__Your objective__
State only the number of lines that contain the string "label".

------------------------------

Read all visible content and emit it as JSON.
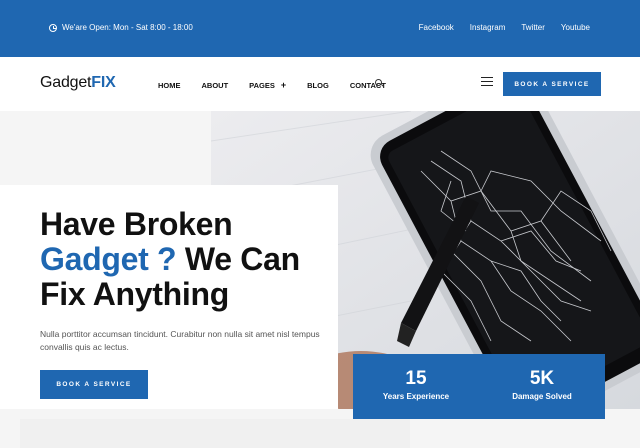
{
  "topbar": {
    "hours": "We'are Open: Mon - Sat 8:00 - 18:00",
    "social": [
      "Facebook",
      "Instagram",
      "Twitter",
      "Youtube"
    ]
  },
  "header": {
    "logo_main": "Gadget",
    "logo_accent": "FIX",
    "nav": [
      "HOME",
      "ABOUT",
      "PAGES",
      "BLOG",
      "CONTACT"
    ],
    "pages_plus": "+",
    "cta": "BOOK A SERVICE"
  },
  "hero": {
    "title_line1": "Have Broken",
    "title_blue": "Gadget ?",
    "title_rest": " We Can",
    "title_line3": "Fix Anything",
    "description": "Nulla porttitor accumsan tincidunt. Curabitur non nulla sit amet nisl tempus convallis quis ac lectus.",
    "button": "BOOK A SERVICE"
  },
  "stats": [
    {
      "number": "15",
      "label": "Years Experience"
    },
    {
      "number": "5K",
      "label": "Damage Solved"
    }
  ],
  "colors": {
    "brand": "#1f67b1",
    "dark": "#111111"
  }
}
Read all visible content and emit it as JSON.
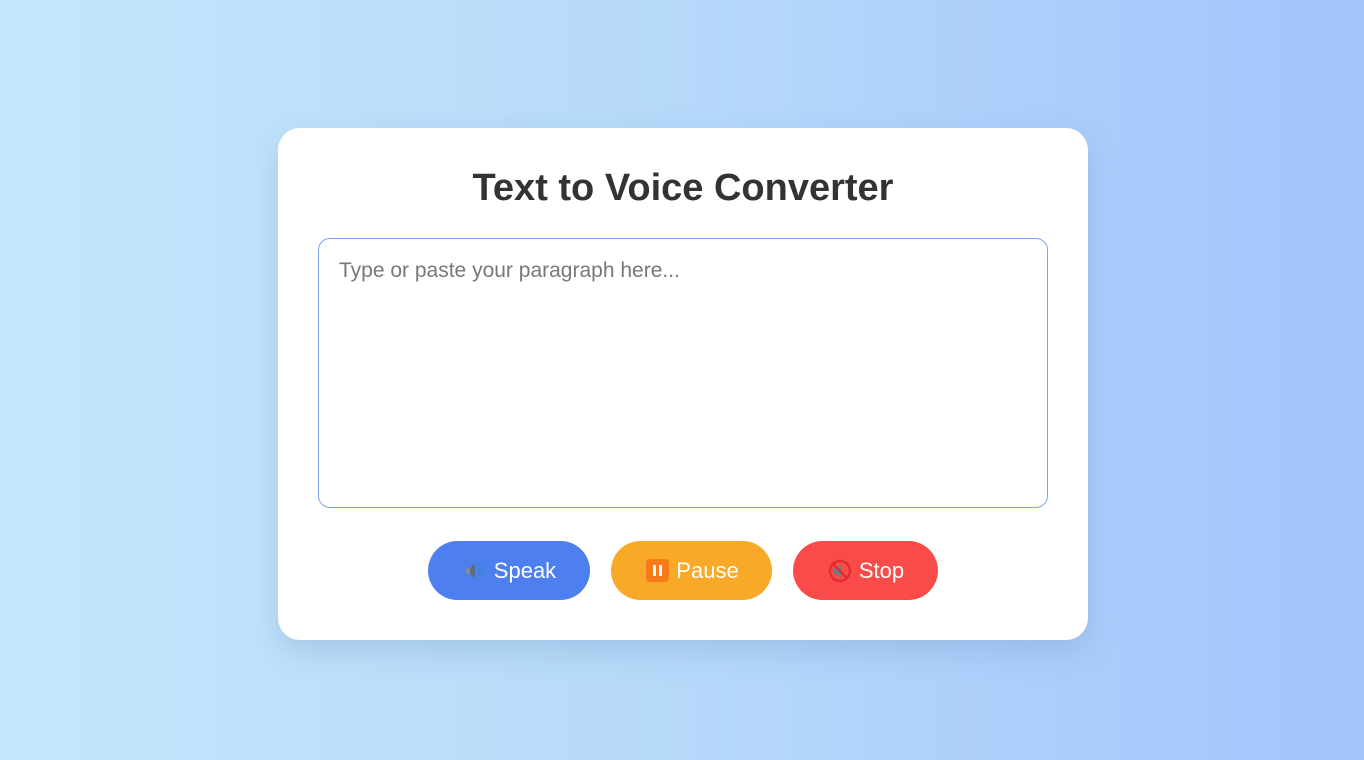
{
  "app": {
    "title": "Text to Voice Converter"
  },
  "editor": {
    "placeholder": "Type or paste your paragraph here...",
    "value": ""
  },
  "buttons": {
    "speak": {
      "label": "Speak",
      "icon": "speaker-icon",
      "color": "#4e7fee"
    },
    "pause": {
      "label": "Pause",
      "icon": "pause-icon",
      "color": "#f8a927"
    },
    "stop": {
      "label": "Stop",
      "icon": "muted-speaker-icon",
      "color": "#fa4b4b"
    }
  },
  "theme": {
    "background_gradient": [
      "#c4e7fb",
      "#a2c4fc"
    ],
    "card_background": "#ffffff",
    "title_color": "#333333"
  }
}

------------------------------

__Result of the exercise__
5